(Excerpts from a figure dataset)
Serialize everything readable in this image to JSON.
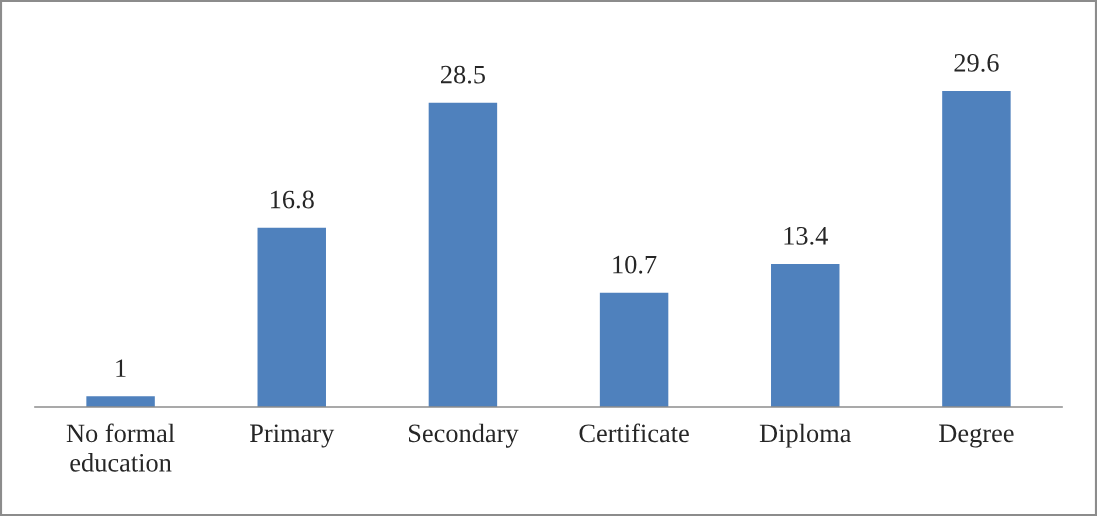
{
  "chart_data": {
    "type": "bar",
    "categories": [
      "No formal\neducation",
      "Primary",
      "Secondary",
      "Certificate",
      "Diploma",
      "Degree"
    ],
    "values": [
      1,
      16.8,
      28.5,
      10.7,
      13.4,
      29.6
    ],
    "color": "#4f81bd",
    "tick_labels": "x",
    "data_labels": true,
    "grid": false,
    "legend": false
  }
}
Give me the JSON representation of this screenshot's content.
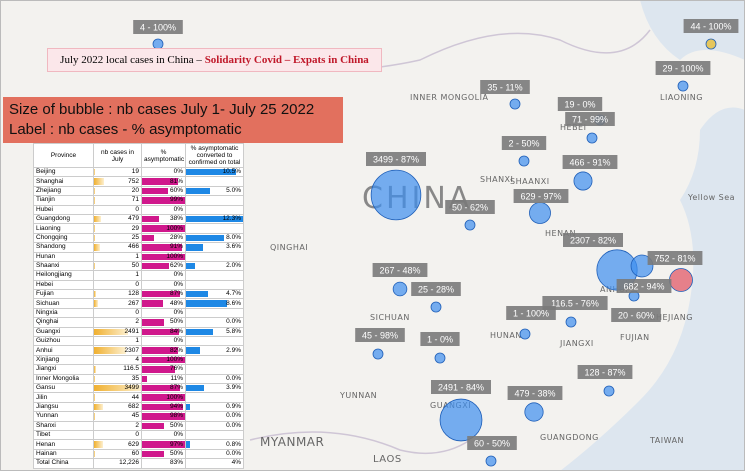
{
  "banner": {
    "lead": "July 2022 local cases in China – ",
    "highlight": "Solidarity Covid – Expats in China"
  },
  "legend": {
    "line1": "Size of  bubble : nb cases July 1- July 25 2022",
    "line2": "Label : nb cases - % asymptomatic"
  },
  "table": {
    "header": [
      "Province",
      "nb cases in July",
      "% asymptomatic",
      "% asymptomatic converted to confirmed on total"
    ],
    "rows": [
      [
        "Beijing",
        19,
        "0%",
        "10.5%"
      ],
      [
        "Shanghai",
        752,
        "81%",
        ""
      ],
      [
        "Zhejiang",
        20,
        "60%",
        "5.0%"
      ],
      [
        "Tianjin",
        71,
        "99%",
        ""
      ],
      [
        "Hubei",
        0,
        "0%",
        ""
      ],
      [
        "Guangdong",
        479,
        "38%",
        "12.3%"
      ],
      [
        "Liaoning",
        29,
        "100%",
        ""
      ],
      [
        "Chongqing",
        25,
        "28%",
        "8.0%"
      ],
      [
        "Shandong",
        466,
        "91%",
        "3.6%"
      ],
      [
        "Hunan",
        1,
        "100%",
        ""
      ],
      [
        "Shaanxi",
        50,
        "62%",
        "2.0%"
      ],
      [
        "Heilongjiang",
        1,
        "0%",
        ""
      ],
      [
        "Hebei",
        0,
        "0%",
        ""
      ],
      [
        "Fujian",
        128,
        "87%",
        "4.7%"
      ],
      [
        "Sichuan",
        267,
        "48%",
        "8.6%"
      ],
      [
        "Ningxia",
        0,
        "0%",
        ""
      ],
      [
        "Qinghai",
        2,
        "50%",
        "0.0%"
      ],
      [
        "Guangxi",
        2491,
        "84%",
        "5.8%"
      ],
      [
        "Guizhou",
        1,
        "0%",
        ""
      ],
      [
        "Anhui",
        2307,
        "82%",
        "2.9%"
      ],
      [
        "Xinjiang",
        4,
        "100%",
        ""
      ],
      [
        "Jiangxi",
        116.5,
        "76%",
        ""
      ],
      [
        "Inner Mongolia",
        35,
        "11%",
        "0.0%"
      ],
      [
        "Gansu",
        3499,
        "87%",
        "3.9%"
      ],
      [
        "Jilin",
        44,
        "100%",
        ""
      ],
      [
        "Jiangsu",
        682,
        "94%",
        "0.9%"
      ],
      [
        "Yunnan",
        45,
        "98%",
        "0.0%"
      ],
      [
        "Shanxi",
        2,
        "50%",
        "0.0%"
      ],
      [
        "Tibet",
        0,
        "0%",
        ""
      ],
      [
        "Henan",
        629,
        "97%",
        "0.8%"
      ],
      [
        "Hainan",
        60,
        "50%",
        "0.0%"
      ]
    ],
    "total": [
      "Total China",
      "12,226",
      "83%",
      "4%"
    ]
  },
  "bubbles": [
    {
      "label": "4 - 100%",
      "value": 4
    },
    {
      "label": "44 - 100%",
      "value": 44
    },
    {
      "label": "29 - 100%",
      "value": 29
    },
    {
      "label": "35 - 11%",
      "value": 35
    },
    {
      "label": "19 - 0%",
      "value": 19
    },
    {
      "label": "71 - 99%",
      "value": 71
    },
    {
      "label": "2 - 50%",
      "value": 2
    },
    {
      "label": "466 - 91%",
      "value": 466
    },
    {
      "label": "3499 - 87%",
      "value": 3499
    },
    {
      "label": "629 - 97%",
      "value": 629
    },
    {
      "label": "50 - 62%",
      "value": 50
    },
    {
      "label": "2307 - 82%",
      "value": 2307
    },
    {
      "label": "752 - 81%",
      "value": 752
    },
    {
      "label": "682 - 94%",
      "value": 682
    },
    {
      "label": "267 - 48%",
      "value": 267
    },
    {
      "label": "25 - 28%",
      "value": 25
    },
    {
      "label": "20 - 60%",
      "value": 20
    },
    {
      "label": "116.5 - 76%",
      "value": 116.5
    },
    {
      "label": "1 - 100%",
      "value": 1
    },
    {
      "label": "1 - 0%",
      "value": 1
    },
    {
      "label": "45 - 98%",
      "value": 45
    },
    {
      "label": "128 - 87%",
      "value": 128
    },
    {
      "label": "479 - 38%",
      "value": 479
    },
    {
      "label": "2491 - 84%",
      "value": 2491
    },
    {
      "label": "60 - 50%",
      "value": 60
    }
  ],
  "map_labels": [
    "CHINA",
    "INNER MONGOLIA",
    "LIAONING",
    "HEBEI",
    "SHANXI",
    "SHAANXI",
    "HENAN",
    "ANHUI",
    "JIANGXI",
    "HUNAN",
    "SICHUAN",
    "GUANGXI",
    "GUANGDONG",
    "FUJIAN",
    "YUNNAN",
    "MYANMAR",
    "LAOS",
    "TAIWAN",
    "Yellow Sea",
    "ZHEJIANG",
    "QINGHAI"
  ]
}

▶ [Task to complete]:
Restate the whole of the material word for word without the pictures.

▶ [Result of the exercise]:
Serialize everything readable in this image to JSON.
{
  "chart_data": {
    "type": "bar",
    "categories": [
      "No formal\neducation",
      "Primary",
      "Secondary",
      "Certificate",
      "Diploma",
      "Degree"
    ],
    "values": [
      1,
      16.8,
      28.5,
      10.7,
      13.4,
      29.6
    ],
    "color": "#4f81bd",
    "tick_labels": "x",
    "data_labels": true,
    "grid": false,
    "legend": false
  }
}
Give me the JSON representation of this screenshot's content.
{
  "banner": {
    "lead": "July 2022 local cases in China – ",
    "highlight": "Solidarity Covid – Expats in China"
  },
  "legend": {
    "line1": "Size of  bubble : nb cases July 1- July 25 2022",
    "line2": "Label : nb cases - % asymptomatic"
  },
  "table": {
    "header": [
      "Province",
      "nb cases in July",
      "% asymptomatic",
      "% asymptomatic converted to confirmed on total"
    ],
    "rows": [
      [
        "Beijing",
        19,
        "0%",
        "10.5%"
      ],
      [
        "Shanghai",
        752,
        "81%",
        ""
      ],
      [
        "Zhejiang",
        20,
        "60%",
        "5.0%"
      ],
      [
        "Tianjin",
        71,
        "99%",
        ""
      ],
      [
        "Hubei",
        0,
        "0%",
        ""
      ],
      [
        "Guangdong",
        479,
        "38%",
        "12.3%"
      ],
      [
        "Liaoning",
        29,
        "100%",
        ""
      ],
      [
        "Chongqing",
        25,
        "28%",
        "8.0%"
      ],
      [
        "Shandong",
        466,
        "91%",
        "3.6%"
      ],
      [
        "Hunan",
        1,
        "100%",
        ""
      ],
      [
        "Shaanxi",
        50,
        "62%",
        "2.0%"
      ],
      [
        "Heilongjiang",
        1,
        "0%",
        ""
      ],
      [
        "Hebei",
        0,
        "0%",
        ""
      ],
      [
        "Fujian",
        128,
        "87%",
        "4.7%"
      ],
      [
        "Sichuan",
        267,
        "48%",
        "8.6%"
      ],
      [
        "Ningxia",
        0,
        "0%",
        ""
      ],
      [
        "Qinghai",
        2,
        "50%",
        "0.0%"
      ],
      [
        "Guangxi",
        2491,
        "84%",
        "5.8%"
      ],
      [
        "Guizhou",
        1,
        "0%",
        ""
      ],
      [
        "Anhui",
        2307,
        "82%",
        "2.9%"
      ],
      [
        "Xinjiang",
        4,
        "100%",
        ""
      ],
      [
        "Jiangxi",
        116.5,
        "76%",
        ""
      ],
      [
        "Inner Mongolia",
        35,
        "11%",
        "0.0%"
      ],
      [
        "Gansu",
        3499,
        "87%",
        "3.9%"
      ],
      [
        "Jilin",
        44,
        "100%",
        ""
      ],
      [
        "Jiangsu",
        682,
        "94%",
        "0.9%"
      ],
      [
        "Yunnan",
        45,
        "98%",
        "0.0%"
      ],
      [
        "Shanxi",
        2,
        "50%",
        "0.0%"
      ],
      [
        "Tibet",
        0,
        "0%",
        ""
      ],
      [
        "Henan",
        629,
        "97%",
        "0.8%"
      ],
      [
        "Hainan",
        60,
        "50%",
        "0.0%"
      ]
    ],
    "total": [
      "Total China",
      "12,226",
      "83%",
      "4%"
    ]
  },
  "bubbles": [
    {
      "label": "4 - 100%",
      "value": 4
    },
    {
      "label": "44 - 100%",
      "value": 44
    },
    {
      "label": "29 - 100%",
      "value": 29
    },
    {
      "label": "35 - 11%",
      "value": 35
    },
    {
      "label": "19 - 0%",
      "value": 19
    },
    {
      "label": "71 - 99%",
      "value": 71
    },
    {
      "label": "2 - 50%",
      "value": 2
    },
    {
      "label": "466 - 91%",
      "value": 466
    },
    {
      "label": "3499 - 87%",
      "value": 3499
    },
    {
      "label": "629 - 97%",
      "value": 629
    },
    {
      "label": "50 - 62%",
      "value": 50
    },
    {
      "label": "2307 - 82%",
      "value": 2307
    },
    {
      "label": "752 - 81%",
      "value": 752
    },
    {
      "label": "682 - 94%",
      "value": 682
    },
    {
      "label": "267 - 48%",
      "value": 267
    },
    {
      "label": "25 - 28%",
      "value": 25
    },
    {
      "label": "20 - 60%",
      "value": 20
    },
    {
      "label": "116.5 - 76%",
      "value": 116.5
    },
    {
      "label": "1 - 100%",
      "value": 1
    },
    {
      "label": "1 - 0%",
      "value": 1
    },
    {
      "label": "45 - 98%",
      "value": 45
    },
    {
      "label": "128 - 87%",
      "value": 128
    },
    {
      "label": "479 - 38%",
      "value": 479
    },
    {
      "label": "2491 - 84%",
      "value": 2491
    },
    {
      "label": "60 - 50%",
      "value": 60
    }
  ],
  "map_labels": [
    "CHINA",
    "INNER MONGOLIA",
    "LIAONING",
    "HEBEI",
    "SHANXI",
    "SHAANXI",
    "HENAN",
    "ANHUI",
    "JIANGXI",
    "HUNAN",
    "SICHUAN",
    "GUANGXI",
    "GUANGDONG",
    "FUJIAN",
    "YUNNAN",
    "MYANMAR",
    "LAOS",
    "TAIWAN",
    "Yellow Sea",
    "ZHEJIANG",
    "QINGHAI"
  ]
}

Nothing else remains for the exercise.